▸ TASK PROMPT
Return the records exactly as they are.

+++

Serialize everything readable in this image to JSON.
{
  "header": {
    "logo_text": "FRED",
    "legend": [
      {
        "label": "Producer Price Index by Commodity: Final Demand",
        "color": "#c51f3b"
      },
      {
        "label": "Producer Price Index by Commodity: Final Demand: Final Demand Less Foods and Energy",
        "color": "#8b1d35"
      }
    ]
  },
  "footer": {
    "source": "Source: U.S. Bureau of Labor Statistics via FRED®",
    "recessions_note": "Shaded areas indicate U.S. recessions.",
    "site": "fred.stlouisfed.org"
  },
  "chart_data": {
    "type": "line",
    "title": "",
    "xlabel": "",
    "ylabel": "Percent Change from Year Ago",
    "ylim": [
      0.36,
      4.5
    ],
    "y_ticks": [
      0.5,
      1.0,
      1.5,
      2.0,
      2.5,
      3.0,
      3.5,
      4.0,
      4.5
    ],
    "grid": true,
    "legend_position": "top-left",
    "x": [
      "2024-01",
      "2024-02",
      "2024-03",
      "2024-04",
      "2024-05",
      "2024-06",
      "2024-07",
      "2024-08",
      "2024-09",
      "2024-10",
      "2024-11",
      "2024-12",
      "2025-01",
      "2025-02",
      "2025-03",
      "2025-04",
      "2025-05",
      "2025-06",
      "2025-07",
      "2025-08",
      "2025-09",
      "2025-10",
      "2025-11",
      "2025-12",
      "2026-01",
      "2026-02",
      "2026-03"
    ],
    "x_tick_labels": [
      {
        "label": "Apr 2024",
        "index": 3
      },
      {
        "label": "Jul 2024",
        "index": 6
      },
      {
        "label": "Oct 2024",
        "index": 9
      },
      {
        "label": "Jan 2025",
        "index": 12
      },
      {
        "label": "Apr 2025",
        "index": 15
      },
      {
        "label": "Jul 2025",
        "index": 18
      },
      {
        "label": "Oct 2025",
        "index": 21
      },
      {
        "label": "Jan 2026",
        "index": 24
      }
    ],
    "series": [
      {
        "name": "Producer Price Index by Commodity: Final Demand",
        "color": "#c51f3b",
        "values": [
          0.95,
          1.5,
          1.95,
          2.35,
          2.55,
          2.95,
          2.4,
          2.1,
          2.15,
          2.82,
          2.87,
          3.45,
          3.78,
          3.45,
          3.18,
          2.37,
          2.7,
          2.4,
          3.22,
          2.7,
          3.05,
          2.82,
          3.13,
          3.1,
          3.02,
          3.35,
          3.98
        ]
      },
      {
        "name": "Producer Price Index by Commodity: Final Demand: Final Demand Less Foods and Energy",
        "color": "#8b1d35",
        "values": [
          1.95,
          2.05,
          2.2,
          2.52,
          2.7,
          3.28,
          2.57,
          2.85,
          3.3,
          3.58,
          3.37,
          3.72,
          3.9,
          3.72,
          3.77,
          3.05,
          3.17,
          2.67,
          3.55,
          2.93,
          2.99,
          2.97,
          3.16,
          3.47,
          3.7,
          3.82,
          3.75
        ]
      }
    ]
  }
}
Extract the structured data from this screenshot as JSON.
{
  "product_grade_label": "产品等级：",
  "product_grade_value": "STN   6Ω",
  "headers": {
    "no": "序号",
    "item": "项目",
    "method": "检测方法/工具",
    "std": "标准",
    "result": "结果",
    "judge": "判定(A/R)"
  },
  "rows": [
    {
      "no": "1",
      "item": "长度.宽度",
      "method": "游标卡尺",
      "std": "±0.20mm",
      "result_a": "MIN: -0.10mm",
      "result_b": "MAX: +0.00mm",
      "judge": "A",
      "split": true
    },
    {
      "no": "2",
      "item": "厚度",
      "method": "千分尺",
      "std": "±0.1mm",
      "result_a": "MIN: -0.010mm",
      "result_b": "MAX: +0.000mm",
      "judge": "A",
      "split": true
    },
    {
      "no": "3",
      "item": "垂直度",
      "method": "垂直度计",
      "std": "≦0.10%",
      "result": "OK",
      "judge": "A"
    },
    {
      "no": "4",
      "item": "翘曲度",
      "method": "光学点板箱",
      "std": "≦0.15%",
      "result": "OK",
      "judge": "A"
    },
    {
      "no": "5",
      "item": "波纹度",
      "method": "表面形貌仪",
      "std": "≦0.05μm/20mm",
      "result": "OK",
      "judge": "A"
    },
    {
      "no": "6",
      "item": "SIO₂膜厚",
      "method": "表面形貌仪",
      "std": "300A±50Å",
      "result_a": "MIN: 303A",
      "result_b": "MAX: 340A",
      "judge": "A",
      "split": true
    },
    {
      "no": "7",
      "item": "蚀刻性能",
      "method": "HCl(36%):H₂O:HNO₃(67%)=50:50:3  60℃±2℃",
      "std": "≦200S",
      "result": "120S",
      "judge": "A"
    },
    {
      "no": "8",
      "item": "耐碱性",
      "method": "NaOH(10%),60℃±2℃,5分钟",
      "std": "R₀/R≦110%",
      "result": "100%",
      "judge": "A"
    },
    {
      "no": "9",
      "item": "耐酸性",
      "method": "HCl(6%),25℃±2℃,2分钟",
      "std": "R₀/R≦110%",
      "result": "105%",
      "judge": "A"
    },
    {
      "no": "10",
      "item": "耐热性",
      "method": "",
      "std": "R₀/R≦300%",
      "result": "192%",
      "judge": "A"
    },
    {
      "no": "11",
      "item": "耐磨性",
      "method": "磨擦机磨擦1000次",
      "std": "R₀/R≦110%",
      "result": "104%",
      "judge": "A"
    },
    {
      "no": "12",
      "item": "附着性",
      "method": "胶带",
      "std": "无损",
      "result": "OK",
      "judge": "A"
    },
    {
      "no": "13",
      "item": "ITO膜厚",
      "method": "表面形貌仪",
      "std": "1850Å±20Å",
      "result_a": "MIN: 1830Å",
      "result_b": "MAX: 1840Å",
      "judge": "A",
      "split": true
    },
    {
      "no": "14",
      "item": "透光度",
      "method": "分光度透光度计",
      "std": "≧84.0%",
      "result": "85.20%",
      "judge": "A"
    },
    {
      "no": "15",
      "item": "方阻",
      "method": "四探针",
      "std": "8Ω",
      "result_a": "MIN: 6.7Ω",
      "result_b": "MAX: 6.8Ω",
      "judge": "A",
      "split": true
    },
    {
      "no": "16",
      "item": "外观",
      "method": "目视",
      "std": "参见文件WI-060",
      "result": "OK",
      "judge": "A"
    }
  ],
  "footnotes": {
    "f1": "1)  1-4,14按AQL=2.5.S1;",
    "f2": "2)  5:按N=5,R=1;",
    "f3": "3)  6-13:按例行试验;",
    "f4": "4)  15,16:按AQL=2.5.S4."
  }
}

+++

▸ WORKED SOLUTION
Serialize everything readable in this image to JSON.
{
  "header": {
    "logo_text": "FRED",
    "legend": [
      {
        "label": "Producer Price Index by Commodity: Final Demand",
        "color": "#c51f3b"
      },
      {
        "label": "Producer Price Index by Commodity: Final Demand: Final Demand Less Foods and Energy",
        "color": "#8b1d35"
      }
    ]
  },
  "footer": {
    "source": "Source: U.S. Bureau of Labor Statistics via FRED®",
    "recessions_note": "Shaded areas indicate U.S. recessions.",
    "site": "fred.stlouisfed.org"
  },
  "chart_data": {
    "type": "line",
    "title": "",
    "xlabel": "",
    "ylabel": "Percent Change from Year Ago",
    "ylim": [
      0.36,
      4.5
    ],
    "y_ticks": [
      0.5,
      1.0,
      1.5,
      2.0,
      2.5,
      3.0,
      3.5,
      4.0,
      4.5
    ],
    "grid": true,
    "legend_position": "top-left",
    "x": [
      "2024-01",
      "2024-02",
      "2024-03",
      "2024-04",
      "2024-05",
      "2024-06",
      "2024-07",
      "2024-08",
      "2024-09",
      "2024-10",
      "2024-11",
      "2024-12",
      "2025-01",
      "2025-02",
      "2025-03",
      "2025-04",
      "2025-05",
      "2025-06",
      "2025-07",
      "2025-08",
      "2025-09",
      "2025-10",
      "2025-11",
      "2025-12",
      "2026-01",
      "2026-02",
      "2026-03"
    ],
    "x_tick_labels": [
      {
        "label": "Apr 2024",
        "index": 3
      },
      {
        "label": "Jul 2024",
        "index": 6
      },
      {
        "label": "Oct 2024",
        "index": 9
      },
      {
        "label": "Jan 2025",
        "index": 12
      },
      {
        "label": "Apr 2025",
        "index": 15
      },
      {
        "label": "Jul 2025",
        "index": 18
      },
      {
        "label": "Oct 2025",
        "index": 21
      },
      {
        "label": "Jan 2026",
        "index": 24
      }
    ],
    "series": [
      {
        "name": "Producer Price Index by Commodity: Final Demand",
        "color": "#c51f3b",
        "values": [
          0.95,
          1.5,
          1.95,
          2.35,
          2.55,
          2.95,
          2.4,
          2.1,
          2.15,
          2.82,
          2.87,
          3.45,
          3.78,
          3.45,
          3.18,
          2.37,
          2.7,
          2.4,
          3.22,
          2.7,
          3.05,
          2.82,
          3.13,
          3.1,
          3.02,
          3.35,
          3.98
        ]
      },
      {
        "name": "Producer Price Index by Commodity: Final Demand: Final Demand Less Foods and Energy",
        "color": "#8b1d35",
        "values": [
          1.95,
          2.05,
          2.2,
          2.52,
          2.7,
          3.28,
          2.57,
          2.85,
          3.3,
          3.58,
          3.37,
          3.72,
          3.9,
          3.72,
          3.77,
          3.05,
          3.17,
          2.67,
          3.55,
          2.93,
          2.99,
          2.97,
          3.16,
          3.47,
          3.7,
          3.82,
          3.75
        ]
      }
    ]
  }
}
Extract the structured data from this screenshot as JSON.
{
  "product_grade_label": "产品等级：",
  "product_grade_value": "STN   6Ω",
  "headers": {
    "no": "序号",
    "item": "项目",
    "method": "检测方法/工具",
    "std": "标准",
    "result": "结果",
    "judge": "判定(A/R)"
  },
  "rows": [
    {
      "no": "1",
      "item": "长度.宽度",
      "method": "游标卡尺",
      "std": "±0.20mm",
      "result_a": "MIN: -0.10mm",
      "result_b": "MAX: +0.00mm",
      "judge": "A",
      "split": true
    },
    {
      "no": "2",
      "item": "厚度",
      "method": "千分尺",
      "std": "±0.1mm",
      "result_a": "MIN: -0.010mm",
      "result_b": "MAX: +0.000mm",
      "judge": "A",
      "split": true
    },
    {
      "no": "3",
      "item": "垂直度",
      "method": "垂直度计",
      "std": "≦0.10%",
      "result": "OK",
      "judge": "A"
    },
    {
      "no": "4",
      "item": "翘曲度",
      "method": "光学点板箱",
      "std": "≦0.15%",
      "result": "OK",
      "judge": "A"
    },
    {
      "no": "5",
      "item": "波纹度",
      "method": "表面形貌仪",
      "std": "≦0.05μm/20mm",
      "result": "OK",
      "judge": "A"
    },
    {
      "no": "6",
      "item": "SIO₂膜厚",
      "method": "表面形貌仪",
      "std": "300A±50Å",
      "result_a": "MIN: 303A",
      "result_b": "MAX: 340A",
      "judge": "A",
      "split": true
    },
    {
      "no": "7",
      "item": "蚀刻性能",
      "method": "HCl(36%):H₂O:HNO₃(67%)=50:50:3  60℃±2℃",
      "std": "≦200S",
      "result": "120S",
      "judge": "A"
    },
    {
      "no": "8",
      "item": "耐碱性",
      "method": "NaOH(10%),60℃±2℃,5分钟",
      "std": "R₀/R≦110%",
      "result": "100%",
      "judge": "A"
    },
    {
      "no": "9",
      "item": "耐酸性",
      "method": "HCl(6%),25℃±2℃,2分钟",
      "std": "R₀/R≦110%",
      "result": "105%",
      "judge": "A"
    },
    {
      "no": "10",
      "item": "耐热性",
      "method": "",
      "std": "R₀/R≦300%",
      "result": "192%",
      "judge": "A"
    },
    {
      "no": "11",
      "item": "耐磨性",
      "method": "磨擦机磨擦1000次",
      "std": "R₀/R≦110%",
      "result": "104%",
      "judge": "A"
    },
    {
      "no": "12",
      "item": "附着性",
      "method": "胶带",
      "std": "无损",
      "result": "OK",
      "judge": "A"
    },
    {
      "no": "13",
      "item": "ITO膜厚",
      "method": "表面形貌仪",
      "std": "1850Å±20Å",
      "result_a": "MIN: 1830Å",
      "result_b": "MAX: 1840Å",
      "judge": "A",
      "split": true
    },
    {
      "no": "14",
      "item": "透光度",
      "method": "分光度透光度计",
      "std": "≧84.0%",
      "result": "85.20%",
      "judge": "A"
    },
    {
      "no": "15",
      "item": "方阻",
      "method": "四探针",
      "std": "8Ω",
      "result_a": "MIN: 6.7Ω",
      "result_b": "MAX: 6.8Ω",
      "judge": "A",
      "split": true
    },
    {
      "no": "16",
      "item": "外观",
      "method": "目视",
      "std": "参见文件WI-060",
      "result": "OK",
      "judge": "A"
    }
  ],
  "footnotes": {
    "f1": "1)  1-4,14按AQL=2.5.S1;",
    "f2": "2)  5:按N=5,R=1;",
    "f3": "3)  6-13:按例行试验;",
    "f4": "4)  15,16:按AQL=2.5.S4."
  }
}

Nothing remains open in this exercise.